- [EXCERPTED RECORDS]:
● ● ● ● ●
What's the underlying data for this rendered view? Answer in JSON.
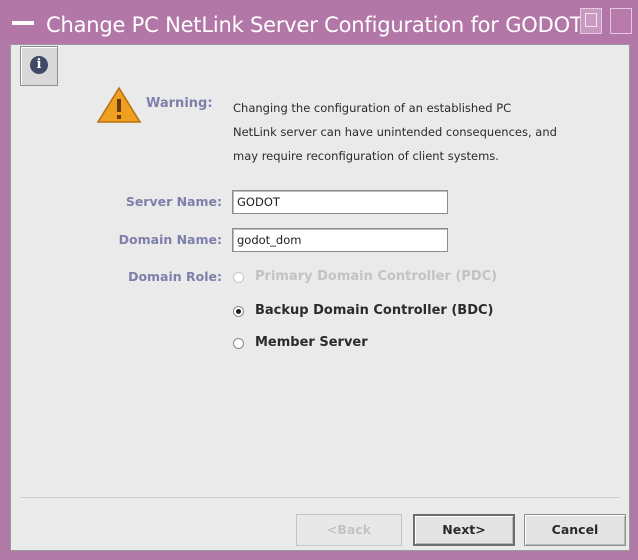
{
  "window": {
    "title": "Change PC NetLink Server Configuration for GODOT"
  },
  "colors": {
    "title_bar": "#b377a7",
    "label_color": "#7e7fab",
    "warning_triangle": "#f0a020"
  },
  "icons": {
    "info": "info-icon",
    "warning": "warning-triangle-icon"
  },
  "warning": {
    "label": "Warning:",
    "lines": [
      "Changing the configuration of an established PC",
      "NetLink server can have unintended consequences, and",
      "may require reconfiguration of client systems."
    ]
  },
  "form": {
    "server_name": {
      "label": "Server Name:",
      "value": "GODOT"
    },
    "domain_name": {
      "label": "Domain Name:",
      "value": "godot_dom"
    },
    "domain_role": {
      "label": "Domain Role:",
      "options": [
        {
          "label": "Primary Domain Controller (PDC)",
          "selected": false,
          "disabled": true
        },
        {
          "label": "Backup Domain Controller (BDC)",
          "selected": true,
          "disabled": false
        },
        {
          "label": "Member Server",
          "selected": false,
          "disabled": false
        }
      ]
    }
  },
  "buttons": {
    "back": "<Back",
    "next": "Next>",
    "cancel": "Cancel"
  }
}
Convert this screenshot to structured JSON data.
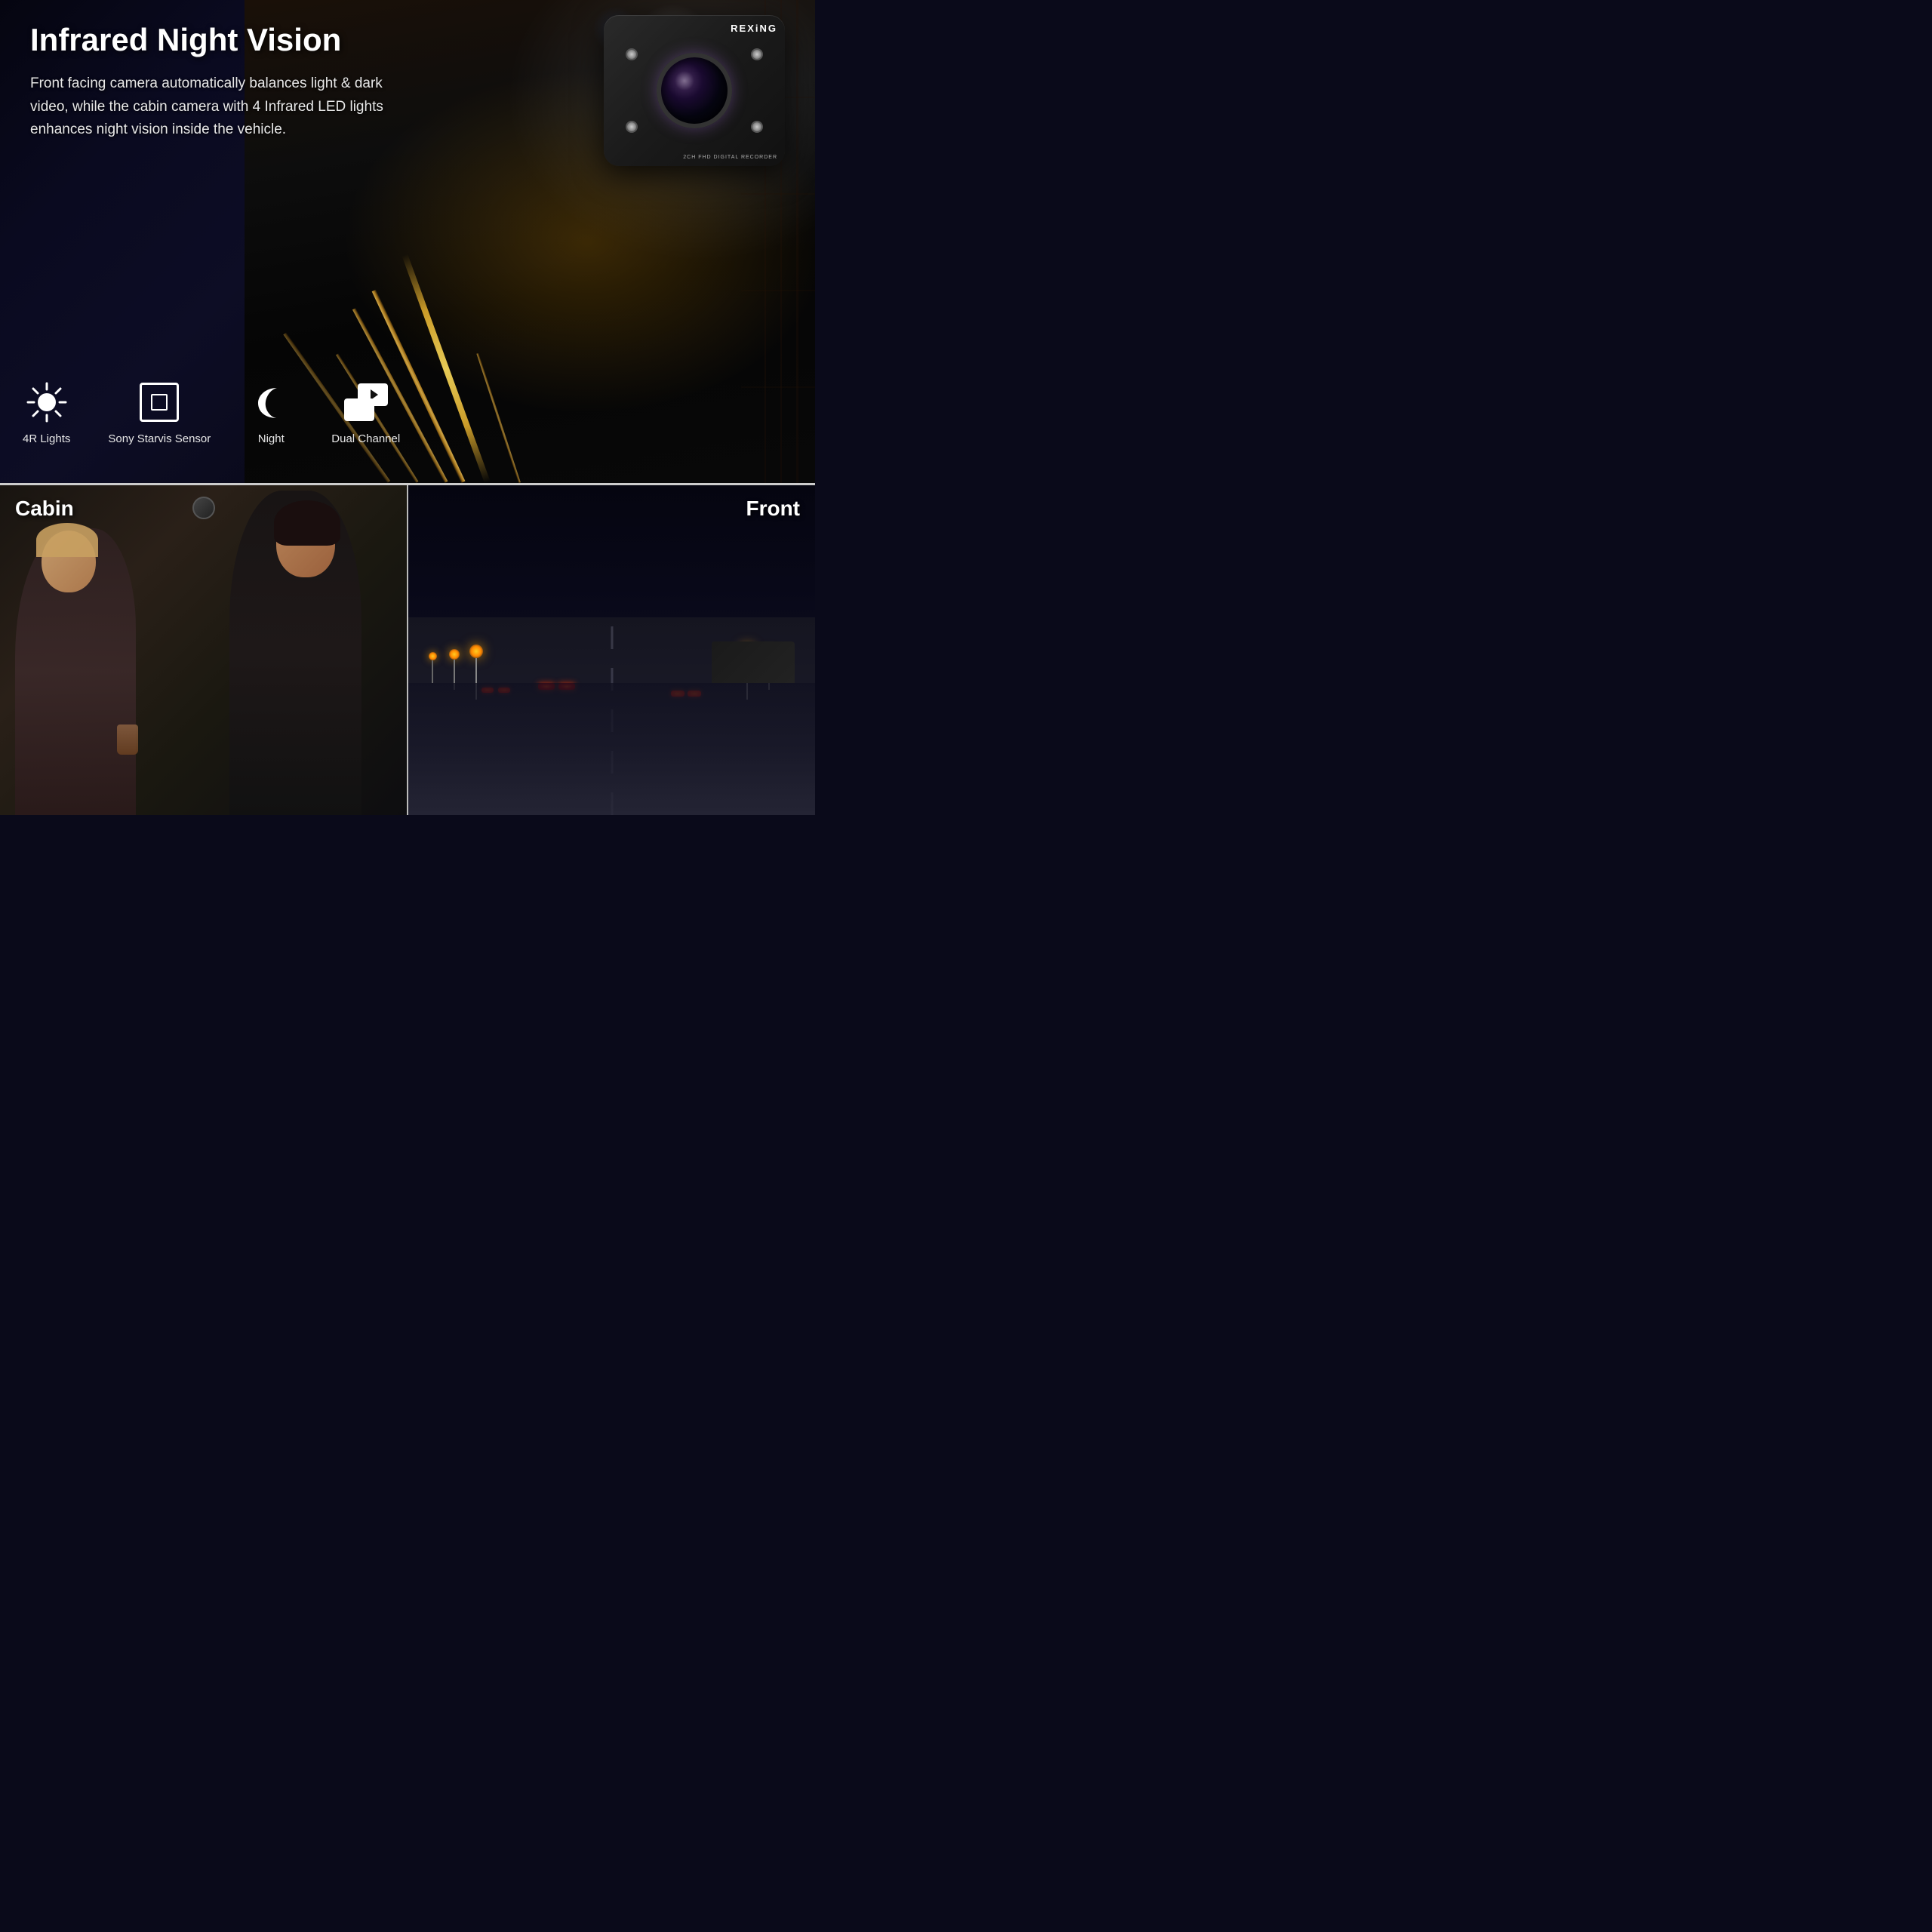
{
  "page": {
    "title": "Infrared Night Vision",
    "description": "Front facing camera automatically balances light & dark video, while the cabin camera with 4 Infrared LED lights enhances night vision inside the vehicle.",
    "brand": "REXiNG",
    "brand_subtitle": "2CH FHD DIGITAL RECORDER",
    "icons": [
      {
        "id": "lights",
        "label": "4R Lights"
      },
      {
        "id": "sensor",
        "label": "Sony Starvis Sensor"
      },
      {
        "id": "night",
        "label": "Night"
      },
      {
        "id": "dual",
        "label": "Dual Channel"
      }
    ],
    "bottom": {
      "cabin_label": "Cabin",
      "front_label": "Front"
    },
    "colors": {
      "bg_dark": "#050510",
      "text_white": "#ffffff",
      "accent_orange": "#f0a020"
    }
  }
}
● ● ● ● ●
- [PROBLEM DESCRIPTION]:
Reproduce the material above verbatim; omit every picture.

- [OUTPUT OF THE TASK]:
What's the underlying data for this rendered view? Answer in JSON.
{
  "window": {
    "title": "Change PC NetLink Server Configuration for GODOT"
  },
  "colors": {
    "title_bar": "#b377a7",
    "label_color": "#7e7fab",
    "warning_triangle": "#f0a020"
  },
  "icons": {
    "info": "info-icon",
    "warning": "warning-triangle-icon"
  },
  "warning": {
    "label": "Warning:",
    "lines": [
      "Changing the configuration of an established PC",
      "NetLink server can have unintended consequences, and",
      "may require reconfiguration of client systems."
    ]
  },
  "form": {
    "server_name": {
      "label": "Server Name:",
      "value": "GODOT"
    },
    "domain_name": {
      "label": "Domain Name:",
      "value": "godot_dom"
    },
    "domain_role": {
      "label": "Domain Role:",
      "options": [
        {
          "label": "Primary Domain Controller (PDC)",
          "selected": false,
          "disabled": true
        },
        {
          "label": "Backup Domain Controller (BDC)",
          "selected": true,
          "disabled": false
        },
        {
          "label": "Member Server",
          "selected": false,
          "disabled": false
        }
      ]
    }
  },
  "buttons": {
    "back": "<Back",
    "next": "Next>",
    "cancel": "Cancel"
  }
}
Convert this screenshot to structured JSON data.
{
  "page": {
    "title": "Infrared Night Vision",
    "description": "Front facing camera automatically balances light & dark video, while the cabin camera with 4 Infrared LED lights enhances night vision inside the vehicle.",
    "brand": "REXiNG",
    "brand_subtitle": "2CH FHD DIGITAL RECORDER",
    "icons": [
      {
        "id": "lights",
        "label": "4R Lights"
      },
      {
        "id": "sensor",
        "label": "Sony Starvis Sensor"
      },
      {
        "id": "night",
        "label": "Night"
      },
      {
        "id": "dual",
        "label": "Dual Channel"
      }
    ],
    "bottom": {
      "cabin_label": "Cabin",
      "front_label": "Front"
    },
    "colors": {
      "bg_dark": "#050510",
      "text_white": "#ffffff",
      "accent_orange": "#f0a020"
    }
  }
}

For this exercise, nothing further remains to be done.